→ **Saved data entries**
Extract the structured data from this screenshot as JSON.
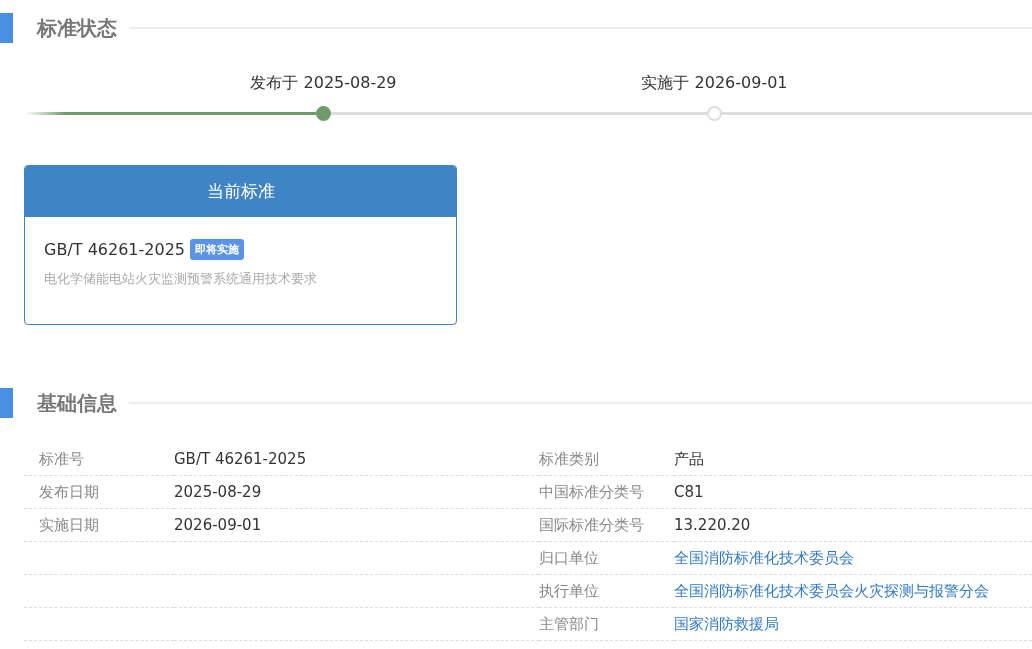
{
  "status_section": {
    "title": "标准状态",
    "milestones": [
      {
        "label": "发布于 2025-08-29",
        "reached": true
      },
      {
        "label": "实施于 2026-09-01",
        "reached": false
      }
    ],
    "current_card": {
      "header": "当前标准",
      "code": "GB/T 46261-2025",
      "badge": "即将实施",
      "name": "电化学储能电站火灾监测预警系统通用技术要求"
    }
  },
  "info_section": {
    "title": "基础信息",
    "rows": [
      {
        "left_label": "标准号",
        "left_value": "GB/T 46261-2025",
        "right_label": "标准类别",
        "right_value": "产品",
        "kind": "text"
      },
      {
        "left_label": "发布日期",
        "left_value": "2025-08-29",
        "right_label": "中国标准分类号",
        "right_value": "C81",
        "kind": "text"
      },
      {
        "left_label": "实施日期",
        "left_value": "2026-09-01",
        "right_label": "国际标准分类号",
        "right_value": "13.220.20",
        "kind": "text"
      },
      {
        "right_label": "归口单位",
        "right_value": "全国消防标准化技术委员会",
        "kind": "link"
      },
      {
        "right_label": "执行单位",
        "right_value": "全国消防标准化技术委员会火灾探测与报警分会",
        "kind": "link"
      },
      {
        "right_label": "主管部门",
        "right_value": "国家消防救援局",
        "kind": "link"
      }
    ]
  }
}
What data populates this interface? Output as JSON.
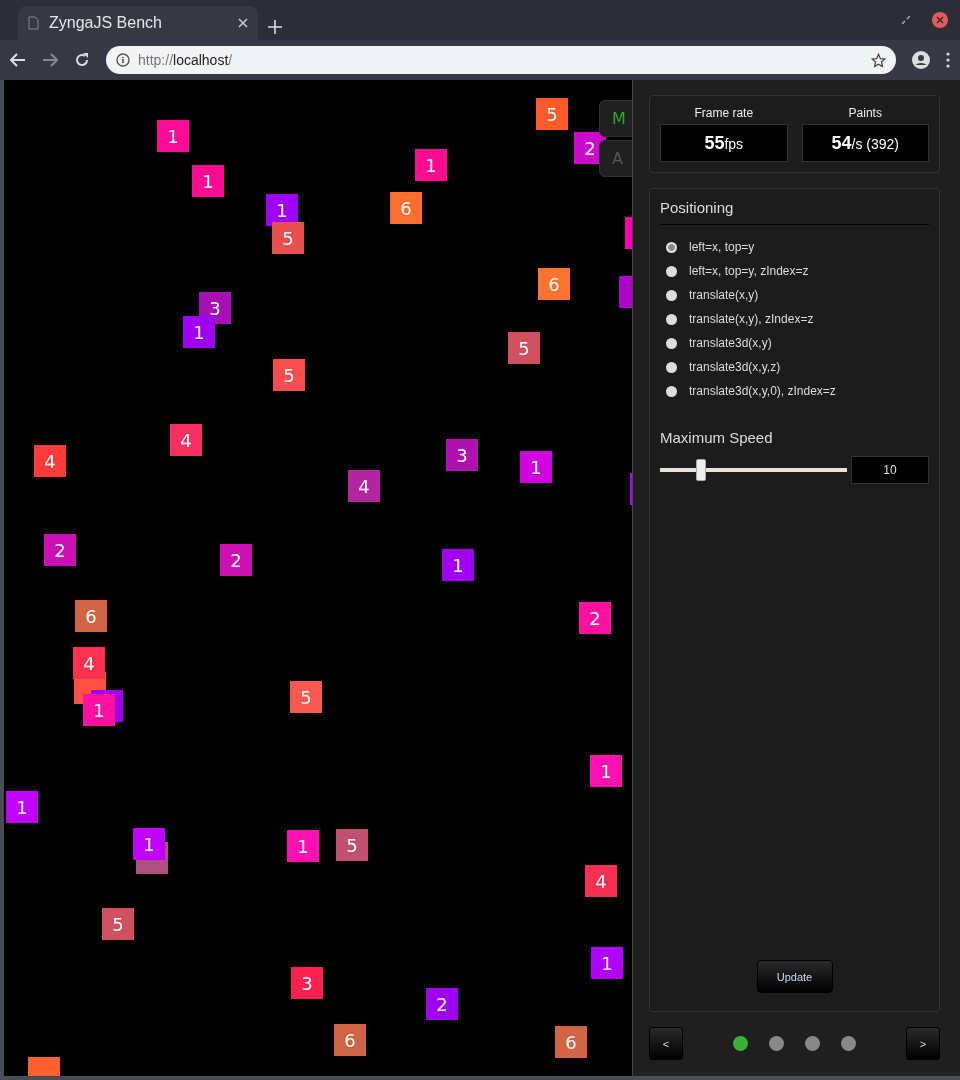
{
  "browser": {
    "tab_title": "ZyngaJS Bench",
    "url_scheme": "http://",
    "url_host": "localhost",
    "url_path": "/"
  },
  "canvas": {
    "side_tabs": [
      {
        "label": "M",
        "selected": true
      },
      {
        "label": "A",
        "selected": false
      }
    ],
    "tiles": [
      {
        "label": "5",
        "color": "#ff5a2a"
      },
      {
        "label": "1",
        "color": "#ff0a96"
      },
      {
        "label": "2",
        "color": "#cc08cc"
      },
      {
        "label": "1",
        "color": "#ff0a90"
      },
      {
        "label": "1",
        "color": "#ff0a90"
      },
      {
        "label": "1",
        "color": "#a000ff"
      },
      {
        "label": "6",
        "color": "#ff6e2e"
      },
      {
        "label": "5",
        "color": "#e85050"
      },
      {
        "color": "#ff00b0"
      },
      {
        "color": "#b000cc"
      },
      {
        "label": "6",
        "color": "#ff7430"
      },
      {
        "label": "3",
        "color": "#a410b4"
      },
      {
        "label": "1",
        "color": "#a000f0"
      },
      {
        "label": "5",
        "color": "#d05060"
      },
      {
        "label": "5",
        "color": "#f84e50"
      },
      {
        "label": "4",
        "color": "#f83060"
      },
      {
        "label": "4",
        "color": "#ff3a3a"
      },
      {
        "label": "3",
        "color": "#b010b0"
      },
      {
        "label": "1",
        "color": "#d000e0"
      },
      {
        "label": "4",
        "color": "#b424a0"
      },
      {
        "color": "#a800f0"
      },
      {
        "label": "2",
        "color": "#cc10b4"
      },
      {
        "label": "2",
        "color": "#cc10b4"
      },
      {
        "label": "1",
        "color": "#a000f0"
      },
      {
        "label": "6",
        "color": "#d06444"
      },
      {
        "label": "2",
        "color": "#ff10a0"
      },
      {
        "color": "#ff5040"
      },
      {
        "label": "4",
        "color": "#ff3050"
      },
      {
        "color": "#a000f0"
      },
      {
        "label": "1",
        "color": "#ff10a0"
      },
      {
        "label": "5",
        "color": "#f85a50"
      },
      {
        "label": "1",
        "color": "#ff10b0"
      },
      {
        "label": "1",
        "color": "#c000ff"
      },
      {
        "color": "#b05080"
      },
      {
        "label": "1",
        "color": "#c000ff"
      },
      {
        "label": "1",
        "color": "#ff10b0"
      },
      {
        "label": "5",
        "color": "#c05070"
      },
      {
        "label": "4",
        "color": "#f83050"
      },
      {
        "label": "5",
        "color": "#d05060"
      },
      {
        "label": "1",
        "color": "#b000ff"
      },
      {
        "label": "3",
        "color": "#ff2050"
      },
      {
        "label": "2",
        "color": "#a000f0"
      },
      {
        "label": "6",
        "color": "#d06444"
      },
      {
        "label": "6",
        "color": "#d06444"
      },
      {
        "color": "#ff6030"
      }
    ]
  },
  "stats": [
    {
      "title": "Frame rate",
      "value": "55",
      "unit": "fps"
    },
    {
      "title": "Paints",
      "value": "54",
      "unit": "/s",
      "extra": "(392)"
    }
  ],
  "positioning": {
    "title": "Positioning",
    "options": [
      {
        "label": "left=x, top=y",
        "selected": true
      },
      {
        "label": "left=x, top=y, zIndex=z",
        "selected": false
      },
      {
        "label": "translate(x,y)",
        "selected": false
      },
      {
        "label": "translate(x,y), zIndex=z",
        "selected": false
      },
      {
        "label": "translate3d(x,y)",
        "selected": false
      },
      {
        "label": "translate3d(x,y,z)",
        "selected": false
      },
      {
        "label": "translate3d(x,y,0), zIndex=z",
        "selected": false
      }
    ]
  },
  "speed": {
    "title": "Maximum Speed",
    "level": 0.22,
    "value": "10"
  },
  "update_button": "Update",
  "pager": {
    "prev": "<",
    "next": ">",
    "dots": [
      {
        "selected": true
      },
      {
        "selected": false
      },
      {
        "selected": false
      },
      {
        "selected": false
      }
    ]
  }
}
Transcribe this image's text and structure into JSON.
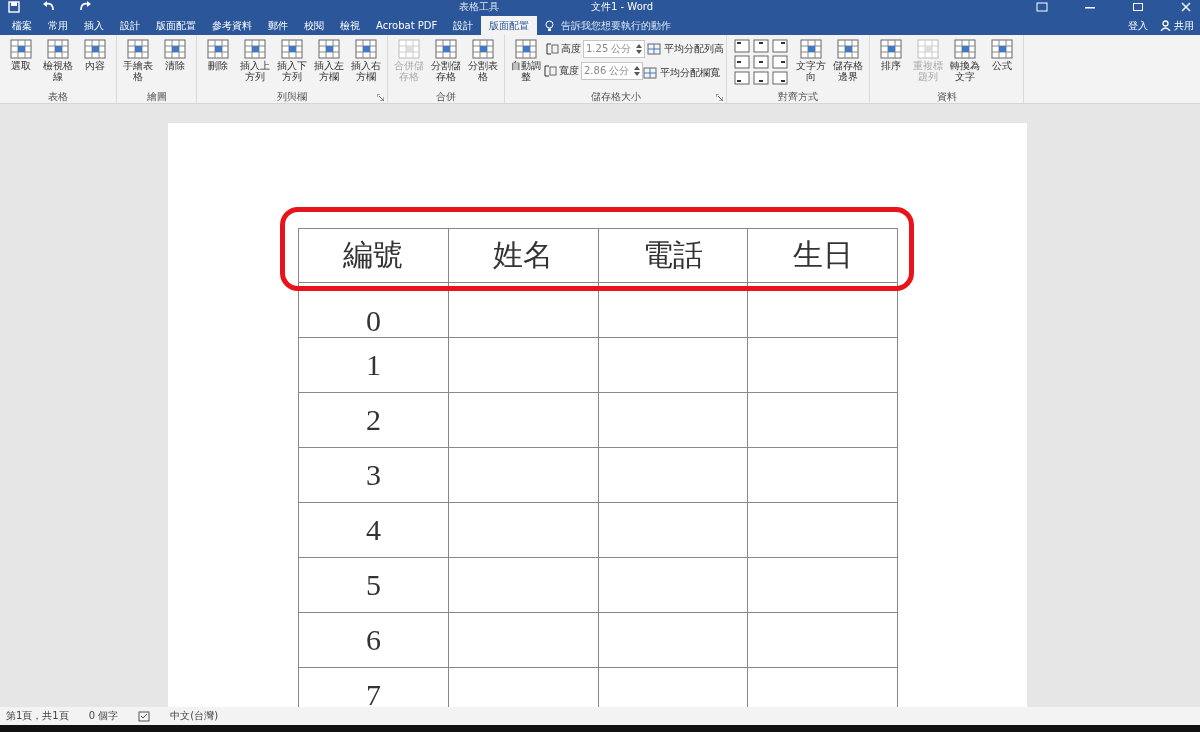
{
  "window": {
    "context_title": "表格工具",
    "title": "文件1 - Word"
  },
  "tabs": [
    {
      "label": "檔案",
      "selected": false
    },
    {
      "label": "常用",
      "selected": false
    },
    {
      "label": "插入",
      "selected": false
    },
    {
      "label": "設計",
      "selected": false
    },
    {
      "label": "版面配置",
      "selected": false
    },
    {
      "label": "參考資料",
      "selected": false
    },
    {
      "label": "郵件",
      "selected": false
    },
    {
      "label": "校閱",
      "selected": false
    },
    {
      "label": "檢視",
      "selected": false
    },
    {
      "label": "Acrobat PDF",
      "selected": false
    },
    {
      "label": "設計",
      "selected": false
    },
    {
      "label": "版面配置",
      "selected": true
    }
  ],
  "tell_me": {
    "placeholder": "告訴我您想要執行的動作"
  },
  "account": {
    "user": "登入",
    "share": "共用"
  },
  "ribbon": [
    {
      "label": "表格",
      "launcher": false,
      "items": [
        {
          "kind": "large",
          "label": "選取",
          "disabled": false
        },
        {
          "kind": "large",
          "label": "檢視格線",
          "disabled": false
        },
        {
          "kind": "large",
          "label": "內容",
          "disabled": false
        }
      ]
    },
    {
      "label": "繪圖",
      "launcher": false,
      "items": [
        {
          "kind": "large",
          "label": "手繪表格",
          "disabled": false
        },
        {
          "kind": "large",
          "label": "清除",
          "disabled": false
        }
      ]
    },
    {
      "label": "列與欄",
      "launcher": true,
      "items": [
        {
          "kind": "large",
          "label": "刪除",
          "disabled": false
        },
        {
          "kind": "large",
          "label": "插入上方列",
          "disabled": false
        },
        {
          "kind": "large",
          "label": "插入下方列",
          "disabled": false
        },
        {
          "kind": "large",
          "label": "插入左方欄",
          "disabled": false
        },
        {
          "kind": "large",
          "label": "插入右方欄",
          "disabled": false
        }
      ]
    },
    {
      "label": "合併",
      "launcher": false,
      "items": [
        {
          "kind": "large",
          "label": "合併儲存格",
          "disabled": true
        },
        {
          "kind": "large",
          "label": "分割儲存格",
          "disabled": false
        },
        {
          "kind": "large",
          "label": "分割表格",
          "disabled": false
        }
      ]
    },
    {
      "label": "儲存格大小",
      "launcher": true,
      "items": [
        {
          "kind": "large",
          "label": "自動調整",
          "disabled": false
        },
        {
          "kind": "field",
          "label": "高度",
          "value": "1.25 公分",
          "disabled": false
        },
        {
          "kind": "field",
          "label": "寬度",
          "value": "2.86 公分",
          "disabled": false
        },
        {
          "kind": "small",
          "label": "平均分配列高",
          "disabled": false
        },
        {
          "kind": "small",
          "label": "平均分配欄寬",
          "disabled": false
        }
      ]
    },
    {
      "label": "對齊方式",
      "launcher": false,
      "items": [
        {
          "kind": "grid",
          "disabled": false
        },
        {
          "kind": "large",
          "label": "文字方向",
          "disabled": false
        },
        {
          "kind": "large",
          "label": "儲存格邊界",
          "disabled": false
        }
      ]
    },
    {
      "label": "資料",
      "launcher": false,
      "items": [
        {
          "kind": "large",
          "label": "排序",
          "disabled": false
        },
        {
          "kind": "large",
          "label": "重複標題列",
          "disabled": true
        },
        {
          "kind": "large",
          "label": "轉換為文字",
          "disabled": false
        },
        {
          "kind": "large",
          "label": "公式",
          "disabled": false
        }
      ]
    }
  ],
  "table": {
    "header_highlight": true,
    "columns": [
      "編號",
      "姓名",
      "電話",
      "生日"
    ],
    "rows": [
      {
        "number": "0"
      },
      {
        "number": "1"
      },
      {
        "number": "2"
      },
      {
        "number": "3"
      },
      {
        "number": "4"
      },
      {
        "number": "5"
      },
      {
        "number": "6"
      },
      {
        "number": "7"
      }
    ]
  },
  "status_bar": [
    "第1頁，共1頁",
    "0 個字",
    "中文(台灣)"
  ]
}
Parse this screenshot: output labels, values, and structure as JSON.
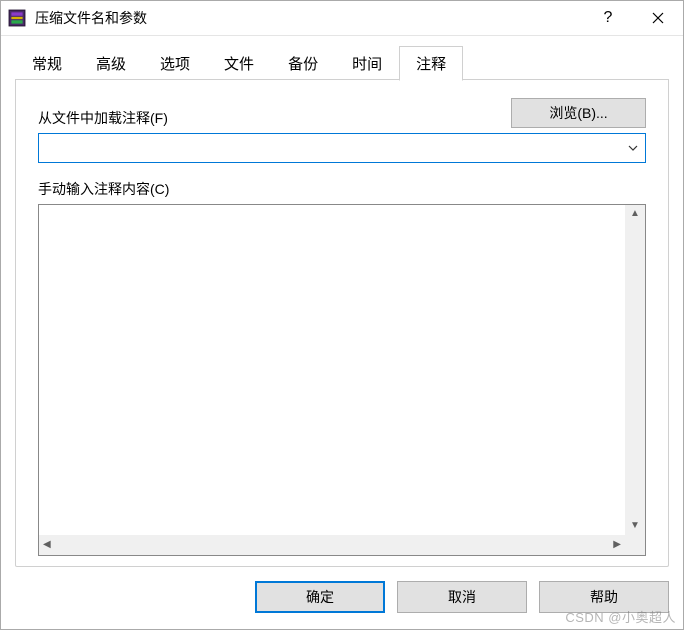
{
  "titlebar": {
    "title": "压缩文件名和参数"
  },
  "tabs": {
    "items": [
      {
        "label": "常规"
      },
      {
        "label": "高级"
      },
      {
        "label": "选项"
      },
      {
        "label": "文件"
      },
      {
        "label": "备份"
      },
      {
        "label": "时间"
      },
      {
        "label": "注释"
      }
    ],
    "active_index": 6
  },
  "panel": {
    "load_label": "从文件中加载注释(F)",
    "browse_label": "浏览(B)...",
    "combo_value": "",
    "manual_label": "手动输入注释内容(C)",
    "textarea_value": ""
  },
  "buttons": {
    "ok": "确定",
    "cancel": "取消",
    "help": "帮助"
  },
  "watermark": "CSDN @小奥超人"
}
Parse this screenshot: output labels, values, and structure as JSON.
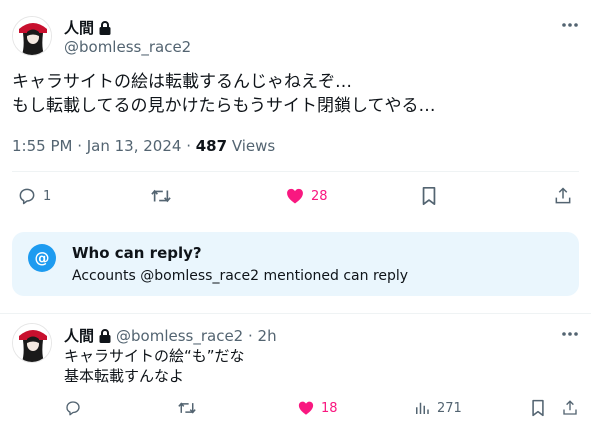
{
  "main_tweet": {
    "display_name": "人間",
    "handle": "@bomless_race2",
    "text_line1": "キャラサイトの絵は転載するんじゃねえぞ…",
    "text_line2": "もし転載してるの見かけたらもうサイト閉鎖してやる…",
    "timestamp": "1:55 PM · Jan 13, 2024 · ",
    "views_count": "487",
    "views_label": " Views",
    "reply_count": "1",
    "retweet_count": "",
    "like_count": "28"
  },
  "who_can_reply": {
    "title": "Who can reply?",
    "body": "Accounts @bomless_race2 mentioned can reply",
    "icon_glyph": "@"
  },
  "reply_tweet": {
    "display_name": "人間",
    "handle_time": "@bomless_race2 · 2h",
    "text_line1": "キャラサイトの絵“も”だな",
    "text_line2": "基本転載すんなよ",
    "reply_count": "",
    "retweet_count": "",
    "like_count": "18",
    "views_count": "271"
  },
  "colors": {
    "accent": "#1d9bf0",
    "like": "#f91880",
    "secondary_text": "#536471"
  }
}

→ **Stated goal**
Wherever the word "JSON" occurs in a line of the listing, copy that line.

→ **Completed exercise**
Extract the structured data from this screenshot as JSON.
What data populates this interface? Output as JSON.
Transcribe this image's text and structure into JSON.
Parse this screenshot: output labels, values, and structure as JSON.
Parse this screenshot: output labels, values, and structure as JSON.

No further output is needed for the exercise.